----- Data supplied -----

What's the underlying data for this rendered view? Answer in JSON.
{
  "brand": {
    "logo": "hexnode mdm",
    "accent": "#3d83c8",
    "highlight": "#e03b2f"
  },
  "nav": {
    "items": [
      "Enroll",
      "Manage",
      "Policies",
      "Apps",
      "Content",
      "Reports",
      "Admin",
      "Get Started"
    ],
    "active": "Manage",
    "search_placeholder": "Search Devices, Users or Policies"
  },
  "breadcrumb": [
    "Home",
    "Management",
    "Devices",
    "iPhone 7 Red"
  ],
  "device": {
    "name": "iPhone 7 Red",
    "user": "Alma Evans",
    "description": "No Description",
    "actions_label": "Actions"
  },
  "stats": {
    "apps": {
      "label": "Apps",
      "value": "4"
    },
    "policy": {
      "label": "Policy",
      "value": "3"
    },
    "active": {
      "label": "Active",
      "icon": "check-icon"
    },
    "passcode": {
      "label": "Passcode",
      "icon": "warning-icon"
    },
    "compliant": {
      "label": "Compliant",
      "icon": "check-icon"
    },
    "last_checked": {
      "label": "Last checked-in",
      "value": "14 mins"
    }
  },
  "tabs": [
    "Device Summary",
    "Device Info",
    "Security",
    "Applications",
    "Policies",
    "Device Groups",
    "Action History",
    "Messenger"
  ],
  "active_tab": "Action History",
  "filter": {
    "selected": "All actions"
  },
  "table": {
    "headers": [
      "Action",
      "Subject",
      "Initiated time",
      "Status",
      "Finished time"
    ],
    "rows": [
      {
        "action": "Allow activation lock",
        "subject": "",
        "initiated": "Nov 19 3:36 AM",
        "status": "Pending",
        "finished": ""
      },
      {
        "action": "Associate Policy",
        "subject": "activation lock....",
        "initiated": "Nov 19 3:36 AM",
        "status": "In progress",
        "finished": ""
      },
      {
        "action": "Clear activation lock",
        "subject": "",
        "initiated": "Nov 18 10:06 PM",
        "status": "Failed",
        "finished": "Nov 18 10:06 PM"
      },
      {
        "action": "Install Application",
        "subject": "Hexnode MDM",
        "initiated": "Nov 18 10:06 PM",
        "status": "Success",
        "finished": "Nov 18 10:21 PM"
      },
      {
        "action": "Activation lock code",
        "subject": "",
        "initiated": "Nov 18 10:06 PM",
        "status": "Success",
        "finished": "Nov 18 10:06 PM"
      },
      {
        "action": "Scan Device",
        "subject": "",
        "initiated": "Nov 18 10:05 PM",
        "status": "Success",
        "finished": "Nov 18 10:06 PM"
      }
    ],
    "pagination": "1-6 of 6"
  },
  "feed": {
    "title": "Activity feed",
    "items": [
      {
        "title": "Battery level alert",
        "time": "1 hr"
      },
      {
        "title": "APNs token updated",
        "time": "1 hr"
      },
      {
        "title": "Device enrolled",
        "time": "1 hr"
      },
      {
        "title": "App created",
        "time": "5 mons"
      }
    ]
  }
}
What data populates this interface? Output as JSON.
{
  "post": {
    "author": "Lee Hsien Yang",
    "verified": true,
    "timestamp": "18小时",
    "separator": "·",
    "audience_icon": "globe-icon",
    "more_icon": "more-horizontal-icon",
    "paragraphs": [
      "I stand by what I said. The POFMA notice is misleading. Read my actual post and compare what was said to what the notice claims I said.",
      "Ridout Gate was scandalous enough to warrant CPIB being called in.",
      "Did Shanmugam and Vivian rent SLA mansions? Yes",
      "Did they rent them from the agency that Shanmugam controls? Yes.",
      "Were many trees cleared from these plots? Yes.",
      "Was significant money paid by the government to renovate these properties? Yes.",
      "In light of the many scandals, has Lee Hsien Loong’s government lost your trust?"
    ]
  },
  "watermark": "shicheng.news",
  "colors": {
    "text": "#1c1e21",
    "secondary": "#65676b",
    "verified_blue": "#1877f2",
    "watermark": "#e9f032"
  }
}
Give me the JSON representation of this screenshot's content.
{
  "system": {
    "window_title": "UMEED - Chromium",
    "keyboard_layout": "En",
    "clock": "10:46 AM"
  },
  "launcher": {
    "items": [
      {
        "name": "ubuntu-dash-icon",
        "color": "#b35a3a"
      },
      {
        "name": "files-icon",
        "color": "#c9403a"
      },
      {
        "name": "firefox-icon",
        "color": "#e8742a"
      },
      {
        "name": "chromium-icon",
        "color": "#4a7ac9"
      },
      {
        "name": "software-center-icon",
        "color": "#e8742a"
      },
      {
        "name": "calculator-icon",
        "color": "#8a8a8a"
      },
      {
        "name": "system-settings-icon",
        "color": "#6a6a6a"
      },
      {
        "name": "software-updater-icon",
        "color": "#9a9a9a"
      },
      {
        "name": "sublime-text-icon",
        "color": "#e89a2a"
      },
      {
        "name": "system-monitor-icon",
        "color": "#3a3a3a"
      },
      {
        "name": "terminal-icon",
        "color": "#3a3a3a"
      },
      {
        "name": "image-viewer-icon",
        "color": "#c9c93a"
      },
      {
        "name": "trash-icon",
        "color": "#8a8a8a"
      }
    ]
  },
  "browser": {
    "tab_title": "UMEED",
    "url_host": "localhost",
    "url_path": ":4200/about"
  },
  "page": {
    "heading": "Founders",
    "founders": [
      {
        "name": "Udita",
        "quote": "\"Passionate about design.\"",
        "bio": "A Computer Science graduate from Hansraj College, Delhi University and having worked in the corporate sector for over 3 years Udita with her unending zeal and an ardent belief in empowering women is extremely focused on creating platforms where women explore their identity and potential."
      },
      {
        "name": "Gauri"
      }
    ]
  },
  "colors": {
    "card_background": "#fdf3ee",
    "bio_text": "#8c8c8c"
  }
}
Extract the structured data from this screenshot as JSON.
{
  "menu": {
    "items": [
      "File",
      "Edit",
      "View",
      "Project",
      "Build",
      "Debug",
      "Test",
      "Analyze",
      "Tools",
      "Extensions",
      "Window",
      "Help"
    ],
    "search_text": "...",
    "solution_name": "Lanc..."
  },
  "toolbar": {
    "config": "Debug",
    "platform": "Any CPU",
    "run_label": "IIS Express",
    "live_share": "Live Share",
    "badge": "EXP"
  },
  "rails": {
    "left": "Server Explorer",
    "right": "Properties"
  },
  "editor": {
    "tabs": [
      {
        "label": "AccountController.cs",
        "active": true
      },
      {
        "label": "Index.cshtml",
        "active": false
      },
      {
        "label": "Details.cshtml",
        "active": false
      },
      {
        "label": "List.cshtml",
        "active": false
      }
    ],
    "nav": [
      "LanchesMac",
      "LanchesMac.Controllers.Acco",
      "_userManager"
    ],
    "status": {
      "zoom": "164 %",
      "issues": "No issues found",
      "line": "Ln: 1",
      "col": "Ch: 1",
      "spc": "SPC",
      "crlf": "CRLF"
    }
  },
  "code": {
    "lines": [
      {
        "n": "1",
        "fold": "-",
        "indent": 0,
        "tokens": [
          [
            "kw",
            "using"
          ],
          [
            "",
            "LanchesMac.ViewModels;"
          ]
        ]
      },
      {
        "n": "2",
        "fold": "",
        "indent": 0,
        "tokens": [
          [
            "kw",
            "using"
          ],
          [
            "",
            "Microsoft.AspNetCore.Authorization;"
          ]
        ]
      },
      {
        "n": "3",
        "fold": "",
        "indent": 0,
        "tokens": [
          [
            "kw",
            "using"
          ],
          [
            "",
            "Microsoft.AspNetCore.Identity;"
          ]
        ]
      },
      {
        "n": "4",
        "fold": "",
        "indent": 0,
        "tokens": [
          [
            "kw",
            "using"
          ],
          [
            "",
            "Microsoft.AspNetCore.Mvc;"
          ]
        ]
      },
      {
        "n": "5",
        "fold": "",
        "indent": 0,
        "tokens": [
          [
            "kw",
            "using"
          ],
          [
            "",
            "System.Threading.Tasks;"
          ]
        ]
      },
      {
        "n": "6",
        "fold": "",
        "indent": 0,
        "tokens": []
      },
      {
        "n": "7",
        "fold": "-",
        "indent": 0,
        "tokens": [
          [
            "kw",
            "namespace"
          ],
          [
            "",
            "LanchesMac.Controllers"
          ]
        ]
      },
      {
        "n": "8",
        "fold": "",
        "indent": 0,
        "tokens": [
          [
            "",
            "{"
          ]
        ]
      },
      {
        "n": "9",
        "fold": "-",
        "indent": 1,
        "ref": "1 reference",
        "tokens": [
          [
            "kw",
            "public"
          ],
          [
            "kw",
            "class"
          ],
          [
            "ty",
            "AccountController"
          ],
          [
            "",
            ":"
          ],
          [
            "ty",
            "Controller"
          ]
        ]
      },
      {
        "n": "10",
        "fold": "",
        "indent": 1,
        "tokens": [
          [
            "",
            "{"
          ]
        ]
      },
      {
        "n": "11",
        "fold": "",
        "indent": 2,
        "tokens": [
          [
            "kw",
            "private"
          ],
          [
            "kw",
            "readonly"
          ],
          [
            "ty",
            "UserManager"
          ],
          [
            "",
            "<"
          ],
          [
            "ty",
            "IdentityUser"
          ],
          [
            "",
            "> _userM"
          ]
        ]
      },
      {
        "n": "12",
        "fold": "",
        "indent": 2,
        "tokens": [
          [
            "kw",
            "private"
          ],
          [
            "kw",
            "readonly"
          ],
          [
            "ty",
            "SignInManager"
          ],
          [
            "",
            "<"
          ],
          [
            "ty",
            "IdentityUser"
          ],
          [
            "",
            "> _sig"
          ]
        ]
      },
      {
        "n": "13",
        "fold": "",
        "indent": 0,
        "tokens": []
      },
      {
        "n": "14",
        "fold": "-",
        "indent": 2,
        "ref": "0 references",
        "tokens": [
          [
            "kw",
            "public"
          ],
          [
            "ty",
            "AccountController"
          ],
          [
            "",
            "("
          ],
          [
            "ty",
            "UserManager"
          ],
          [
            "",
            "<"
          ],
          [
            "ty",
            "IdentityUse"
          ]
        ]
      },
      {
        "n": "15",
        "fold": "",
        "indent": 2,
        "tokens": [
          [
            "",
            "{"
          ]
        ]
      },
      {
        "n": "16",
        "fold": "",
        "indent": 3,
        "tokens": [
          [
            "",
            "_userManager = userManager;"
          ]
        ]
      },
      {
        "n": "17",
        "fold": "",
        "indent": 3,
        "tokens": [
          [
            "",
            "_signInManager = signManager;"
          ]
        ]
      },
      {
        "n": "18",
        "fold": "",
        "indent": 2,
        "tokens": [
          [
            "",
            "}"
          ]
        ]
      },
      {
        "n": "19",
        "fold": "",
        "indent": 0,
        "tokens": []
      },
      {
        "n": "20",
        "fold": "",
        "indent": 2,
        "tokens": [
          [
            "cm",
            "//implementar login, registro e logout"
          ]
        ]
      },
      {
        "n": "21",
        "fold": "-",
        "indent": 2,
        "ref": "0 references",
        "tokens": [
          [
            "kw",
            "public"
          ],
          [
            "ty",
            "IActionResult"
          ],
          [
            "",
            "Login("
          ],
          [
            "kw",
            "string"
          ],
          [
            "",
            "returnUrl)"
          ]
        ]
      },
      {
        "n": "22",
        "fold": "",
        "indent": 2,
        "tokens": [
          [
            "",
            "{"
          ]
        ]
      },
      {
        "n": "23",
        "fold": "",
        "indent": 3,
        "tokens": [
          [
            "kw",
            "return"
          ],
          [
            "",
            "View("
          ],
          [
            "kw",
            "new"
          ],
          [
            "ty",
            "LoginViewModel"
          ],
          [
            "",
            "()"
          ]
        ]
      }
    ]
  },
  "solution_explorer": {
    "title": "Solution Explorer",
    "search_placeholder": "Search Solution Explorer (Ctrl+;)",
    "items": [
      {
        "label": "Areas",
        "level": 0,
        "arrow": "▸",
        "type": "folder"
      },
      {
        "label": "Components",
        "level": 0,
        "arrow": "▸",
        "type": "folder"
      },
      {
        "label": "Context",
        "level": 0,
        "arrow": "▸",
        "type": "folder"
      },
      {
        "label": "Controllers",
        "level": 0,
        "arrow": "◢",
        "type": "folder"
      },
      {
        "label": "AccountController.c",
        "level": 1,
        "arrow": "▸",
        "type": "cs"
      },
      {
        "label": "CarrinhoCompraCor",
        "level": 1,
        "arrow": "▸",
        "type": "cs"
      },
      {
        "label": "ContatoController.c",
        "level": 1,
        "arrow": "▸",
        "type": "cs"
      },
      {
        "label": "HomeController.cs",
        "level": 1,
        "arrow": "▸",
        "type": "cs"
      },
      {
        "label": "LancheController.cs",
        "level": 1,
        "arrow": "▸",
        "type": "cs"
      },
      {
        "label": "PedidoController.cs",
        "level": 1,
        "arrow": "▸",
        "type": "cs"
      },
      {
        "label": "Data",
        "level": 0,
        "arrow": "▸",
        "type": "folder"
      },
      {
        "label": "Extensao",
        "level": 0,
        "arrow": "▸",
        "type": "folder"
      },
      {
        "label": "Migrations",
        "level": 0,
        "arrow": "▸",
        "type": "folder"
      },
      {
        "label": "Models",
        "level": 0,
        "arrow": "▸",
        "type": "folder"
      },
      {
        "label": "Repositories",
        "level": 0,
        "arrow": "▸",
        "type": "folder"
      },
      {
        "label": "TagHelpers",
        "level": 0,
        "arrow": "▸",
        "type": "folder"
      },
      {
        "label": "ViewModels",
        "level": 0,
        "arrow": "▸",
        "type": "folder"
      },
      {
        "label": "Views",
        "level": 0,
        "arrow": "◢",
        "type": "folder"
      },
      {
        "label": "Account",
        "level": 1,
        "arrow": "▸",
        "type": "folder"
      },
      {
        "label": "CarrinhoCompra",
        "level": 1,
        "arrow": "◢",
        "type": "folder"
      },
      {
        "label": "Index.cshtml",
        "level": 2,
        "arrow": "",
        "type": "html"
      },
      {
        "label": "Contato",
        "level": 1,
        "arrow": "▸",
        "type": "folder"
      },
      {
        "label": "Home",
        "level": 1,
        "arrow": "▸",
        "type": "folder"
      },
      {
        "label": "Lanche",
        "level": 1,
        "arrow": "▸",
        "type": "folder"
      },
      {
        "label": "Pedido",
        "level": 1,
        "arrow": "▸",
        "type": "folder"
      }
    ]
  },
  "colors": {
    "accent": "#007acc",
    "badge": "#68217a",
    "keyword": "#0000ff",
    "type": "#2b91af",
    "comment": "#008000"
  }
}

-----

Each line above that includes "government" should be shown.

      "Was significant money paid by the government to renovate these properties? Yes.",
      "In light of the many scandals, has Lee Hsien Loong’s government lost your trust?"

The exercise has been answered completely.